__Required work__
Repeat the items word for word, starting at the first line and ending at the line that contains "text: ADVANCE [202, 597, 266, 612]", with both ends included.
[Start of Data provided]
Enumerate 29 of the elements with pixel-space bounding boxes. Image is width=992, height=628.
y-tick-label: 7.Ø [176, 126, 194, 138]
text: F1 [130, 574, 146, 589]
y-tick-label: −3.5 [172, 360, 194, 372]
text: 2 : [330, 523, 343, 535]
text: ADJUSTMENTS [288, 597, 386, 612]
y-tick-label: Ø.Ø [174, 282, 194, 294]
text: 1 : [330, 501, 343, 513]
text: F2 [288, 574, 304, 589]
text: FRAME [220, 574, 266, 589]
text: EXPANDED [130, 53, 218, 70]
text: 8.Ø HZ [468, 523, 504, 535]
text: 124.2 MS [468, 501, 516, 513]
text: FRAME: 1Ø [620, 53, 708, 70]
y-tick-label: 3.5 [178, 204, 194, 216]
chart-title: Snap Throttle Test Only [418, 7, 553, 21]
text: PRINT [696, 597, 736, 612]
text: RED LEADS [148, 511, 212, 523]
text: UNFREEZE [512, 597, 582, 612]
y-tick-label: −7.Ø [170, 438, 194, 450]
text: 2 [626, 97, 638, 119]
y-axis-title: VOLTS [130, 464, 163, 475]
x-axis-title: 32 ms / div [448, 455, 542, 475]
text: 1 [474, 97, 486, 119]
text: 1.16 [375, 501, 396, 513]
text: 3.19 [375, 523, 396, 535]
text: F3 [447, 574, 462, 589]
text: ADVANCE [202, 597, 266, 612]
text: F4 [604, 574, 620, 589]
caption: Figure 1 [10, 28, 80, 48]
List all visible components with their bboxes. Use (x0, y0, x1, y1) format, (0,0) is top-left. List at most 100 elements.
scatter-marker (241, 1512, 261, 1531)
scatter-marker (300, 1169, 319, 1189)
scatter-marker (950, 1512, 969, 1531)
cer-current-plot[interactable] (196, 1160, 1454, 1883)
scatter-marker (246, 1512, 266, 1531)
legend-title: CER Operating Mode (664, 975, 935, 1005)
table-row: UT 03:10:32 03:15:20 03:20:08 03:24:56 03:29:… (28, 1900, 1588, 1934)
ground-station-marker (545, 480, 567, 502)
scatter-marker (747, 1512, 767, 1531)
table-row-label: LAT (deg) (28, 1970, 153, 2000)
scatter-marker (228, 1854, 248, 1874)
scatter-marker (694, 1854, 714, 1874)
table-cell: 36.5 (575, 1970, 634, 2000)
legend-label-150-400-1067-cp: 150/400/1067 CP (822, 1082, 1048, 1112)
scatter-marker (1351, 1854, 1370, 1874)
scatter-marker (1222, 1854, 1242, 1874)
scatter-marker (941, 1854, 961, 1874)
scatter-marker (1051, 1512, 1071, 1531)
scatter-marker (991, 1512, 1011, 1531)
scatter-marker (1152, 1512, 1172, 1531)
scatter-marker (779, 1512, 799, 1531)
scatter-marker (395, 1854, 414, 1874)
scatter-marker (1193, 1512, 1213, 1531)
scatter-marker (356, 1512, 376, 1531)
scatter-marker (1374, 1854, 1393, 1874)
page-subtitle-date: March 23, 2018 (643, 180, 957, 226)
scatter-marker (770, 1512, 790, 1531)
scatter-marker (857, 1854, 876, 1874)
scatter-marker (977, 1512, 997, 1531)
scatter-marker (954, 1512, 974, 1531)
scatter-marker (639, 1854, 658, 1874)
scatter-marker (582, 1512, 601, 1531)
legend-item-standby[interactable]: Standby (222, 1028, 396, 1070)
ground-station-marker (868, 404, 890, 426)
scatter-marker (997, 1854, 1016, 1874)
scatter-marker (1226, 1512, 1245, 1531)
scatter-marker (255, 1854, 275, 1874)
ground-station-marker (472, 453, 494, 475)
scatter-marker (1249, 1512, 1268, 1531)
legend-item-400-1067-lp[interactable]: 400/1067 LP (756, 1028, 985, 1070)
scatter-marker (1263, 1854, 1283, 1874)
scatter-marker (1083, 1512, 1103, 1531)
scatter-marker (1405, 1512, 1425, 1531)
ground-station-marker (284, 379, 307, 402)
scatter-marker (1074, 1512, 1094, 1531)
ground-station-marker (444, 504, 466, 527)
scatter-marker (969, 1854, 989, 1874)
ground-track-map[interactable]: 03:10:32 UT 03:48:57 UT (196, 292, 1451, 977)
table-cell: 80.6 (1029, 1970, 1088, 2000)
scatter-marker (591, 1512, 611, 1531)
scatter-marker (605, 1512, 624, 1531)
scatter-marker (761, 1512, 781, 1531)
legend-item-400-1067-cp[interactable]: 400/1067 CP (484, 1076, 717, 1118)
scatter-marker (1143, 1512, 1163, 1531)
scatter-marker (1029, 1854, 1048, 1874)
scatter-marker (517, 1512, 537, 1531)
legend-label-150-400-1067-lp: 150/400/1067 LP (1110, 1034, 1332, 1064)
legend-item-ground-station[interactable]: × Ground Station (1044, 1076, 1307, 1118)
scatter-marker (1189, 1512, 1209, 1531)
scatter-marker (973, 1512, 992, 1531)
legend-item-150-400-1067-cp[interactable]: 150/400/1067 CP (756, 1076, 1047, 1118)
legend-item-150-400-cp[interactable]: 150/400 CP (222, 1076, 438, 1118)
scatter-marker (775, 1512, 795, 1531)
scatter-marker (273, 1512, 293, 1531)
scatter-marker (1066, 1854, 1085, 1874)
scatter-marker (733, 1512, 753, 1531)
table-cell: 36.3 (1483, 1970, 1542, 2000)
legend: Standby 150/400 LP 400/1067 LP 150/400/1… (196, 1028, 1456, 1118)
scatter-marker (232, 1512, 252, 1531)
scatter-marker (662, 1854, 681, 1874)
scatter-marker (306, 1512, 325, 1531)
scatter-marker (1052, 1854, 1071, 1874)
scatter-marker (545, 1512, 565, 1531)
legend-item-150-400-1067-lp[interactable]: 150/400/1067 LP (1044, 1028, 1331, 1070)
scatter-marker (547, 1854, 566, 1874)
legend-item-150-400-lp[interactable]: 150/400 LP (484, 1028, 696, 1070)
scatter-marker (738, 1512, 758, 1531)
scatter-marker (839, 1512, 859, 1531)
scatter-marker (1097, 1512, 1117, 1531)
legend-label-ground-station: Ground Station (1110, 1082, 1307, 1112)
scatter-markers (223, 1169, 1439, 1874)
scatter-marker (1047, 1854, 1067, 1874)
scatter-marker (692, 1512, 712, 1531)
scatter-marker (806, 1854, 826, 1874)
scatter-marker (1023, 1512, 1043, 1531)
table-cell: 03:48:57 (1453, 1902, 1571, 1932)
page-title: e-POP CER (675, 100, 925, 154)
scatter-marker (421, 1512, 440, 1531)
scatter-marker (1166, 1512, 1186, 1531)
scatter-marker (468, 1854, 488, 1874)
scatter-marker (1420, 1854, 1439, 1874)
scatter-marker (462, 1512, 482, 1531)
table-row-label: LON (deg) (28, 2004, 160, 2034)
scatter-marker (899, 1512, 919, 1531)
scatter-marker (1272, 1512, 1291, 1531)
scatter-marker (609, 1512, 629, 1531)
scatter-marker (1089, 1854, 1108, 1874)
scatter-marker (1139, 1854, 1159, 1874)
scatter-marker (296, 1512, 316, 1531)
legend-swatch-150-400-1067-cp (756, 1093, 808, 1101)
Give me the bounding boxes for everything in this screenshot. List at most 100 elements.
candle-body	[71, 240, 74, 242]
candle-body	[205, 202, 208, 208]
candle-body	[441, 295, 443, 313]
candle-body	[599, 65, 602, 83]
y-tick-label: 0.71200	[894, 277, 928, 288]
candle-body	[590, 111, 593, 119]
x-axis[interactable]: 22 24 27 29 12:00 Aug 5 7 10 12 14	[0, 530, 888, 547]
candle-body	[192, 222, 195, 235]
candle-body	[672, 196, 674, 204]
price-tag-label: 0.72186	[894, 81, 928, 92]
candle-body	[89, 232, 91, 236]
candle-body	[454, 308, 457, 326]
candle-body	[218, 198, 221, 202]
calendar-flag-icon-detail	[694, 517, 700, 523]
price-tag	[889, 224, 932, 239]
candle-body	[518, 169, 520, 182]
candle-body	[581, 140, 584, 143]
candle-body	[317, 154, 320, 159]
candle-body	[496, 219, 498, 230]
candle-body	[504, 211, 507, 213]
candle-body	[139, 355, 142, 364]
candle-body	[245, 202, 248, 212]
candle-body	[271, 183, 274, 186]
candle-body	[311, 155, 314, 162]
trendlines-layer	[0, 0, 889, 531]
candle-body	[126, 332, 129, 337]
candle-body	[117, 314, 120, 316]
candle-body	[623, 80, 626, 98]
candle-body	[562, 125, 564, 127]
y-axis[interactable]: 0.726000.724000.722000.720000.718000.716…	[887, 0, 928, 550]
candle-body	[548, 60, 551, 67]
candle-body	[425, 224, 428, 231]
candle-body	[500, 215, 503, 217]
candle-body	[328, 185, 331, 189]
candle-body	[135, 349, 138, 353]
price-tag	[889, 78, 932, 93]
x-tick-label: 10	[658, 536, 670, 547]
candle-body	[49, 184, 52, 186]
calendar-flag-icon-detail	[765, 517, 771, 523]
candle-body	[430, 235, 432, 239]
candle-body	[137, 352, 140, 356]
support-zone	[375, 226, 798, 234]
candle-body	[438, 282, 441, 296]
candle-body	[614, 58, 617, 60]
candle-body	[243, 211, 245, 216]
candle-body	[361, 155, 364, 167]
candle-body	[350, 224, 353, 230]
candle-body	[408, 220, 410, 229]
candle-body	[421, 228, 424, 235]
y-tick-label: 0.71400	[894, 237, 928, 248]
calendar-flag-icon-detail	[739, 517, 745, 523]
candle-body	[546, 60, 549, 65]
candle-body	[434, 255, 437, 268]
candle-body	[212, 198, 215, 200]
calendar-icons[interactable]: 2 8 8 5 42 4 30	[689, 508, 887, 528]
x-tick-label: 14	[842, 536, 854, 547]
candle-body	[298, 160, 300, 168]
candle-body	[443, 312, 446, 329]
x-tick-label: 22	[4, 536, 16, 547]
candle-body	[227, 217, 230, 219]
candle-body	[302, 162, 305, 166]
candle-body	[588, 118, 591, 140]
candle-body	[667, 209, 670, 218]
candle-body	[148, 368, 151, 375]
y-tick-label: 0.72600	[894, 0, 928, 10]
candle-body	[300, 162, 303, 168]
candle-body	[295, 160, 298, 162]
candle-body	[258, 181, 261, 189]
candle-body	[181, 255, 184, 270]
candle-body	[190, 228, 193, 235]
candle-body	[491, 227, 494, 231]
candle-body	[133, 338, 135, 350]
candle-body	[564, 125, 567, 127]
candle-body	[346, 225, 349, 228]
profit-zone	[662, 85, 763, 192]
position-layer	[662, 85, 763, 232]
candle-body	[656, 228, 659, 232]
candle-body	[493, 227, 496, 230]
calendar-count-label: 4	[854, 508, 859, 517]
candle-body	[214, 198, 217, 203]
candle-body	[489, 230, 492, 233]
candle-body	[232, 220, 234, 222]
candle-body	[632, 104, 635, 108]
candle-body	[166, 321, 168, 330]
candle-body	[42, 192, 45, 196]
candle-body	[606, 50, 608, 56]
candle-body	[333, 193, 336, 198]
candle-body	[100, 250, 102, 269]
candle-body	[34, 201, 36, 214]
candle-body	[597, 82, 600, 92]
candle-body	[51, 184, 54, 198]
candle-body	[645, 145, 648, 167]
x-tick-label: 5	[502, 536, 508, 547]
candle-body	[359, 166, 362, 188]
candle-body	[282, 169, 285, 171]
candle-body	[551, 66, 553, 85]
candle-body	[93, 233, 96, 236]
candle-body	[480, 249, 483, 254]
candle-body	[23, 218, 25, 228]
[End of Data provided]
__Result of this exercise__
Enumerate 29 of the elements with pixel-space bounding boxes. Image is width=992, height=628.
y-tick-label: 7.Ø [176, 126, 194, 138]
text: F1 [130, 574, 146, 589]
y-tick-label: −3.5 [172, 360, 194, 372]
text: 2 : [330, 523, 343, 535]
text: ADJUSTMENTS [288, 597, 386, 612]
y-tick-label: Ø.Ø [174, 282, 194, 294]
text: 1 : [330, 501, 343, 513]
text: F2 [288, 574, 304, 589]
text: FRAME [220, 574, 266, 589]
text: EXPANDED [130, 53, 218, 70]
text: 8.Ø HZ [468, 523, 504, 535]
text: 124.2 MS [468, 501, 516, 513]
text: FRAME: 1Ø [620, 53, 708, 70]
y-tick-label: 3.5 [178, 204, 194, 216]
chart-title: Snap Throttle Test Only [418, 7, 553, 21]
text: PRINT [696, 597, 736, 612]
text: RED LEADS [148, 511, 212, 523]
text: UNFREEZE [512, 597, 582, 612]
y-tick-label: −7.Ø [170, 438, 194, 450]
text: 2 [626, 97, 638, 119]
y-axis-title: VOLTS [130, 464, 163, 475]
x-axis-title: 32 ms / div [448, 455, 542, 475]
text: 1 [474, 97, 486, 119]
text: 1.16 [375, 501, 396, 513]
text: 3.19 [375, 523, 396, 535]
text: F3 [447, 574, 462, 589]
text: ADVANCE [202, 597, 266, 612]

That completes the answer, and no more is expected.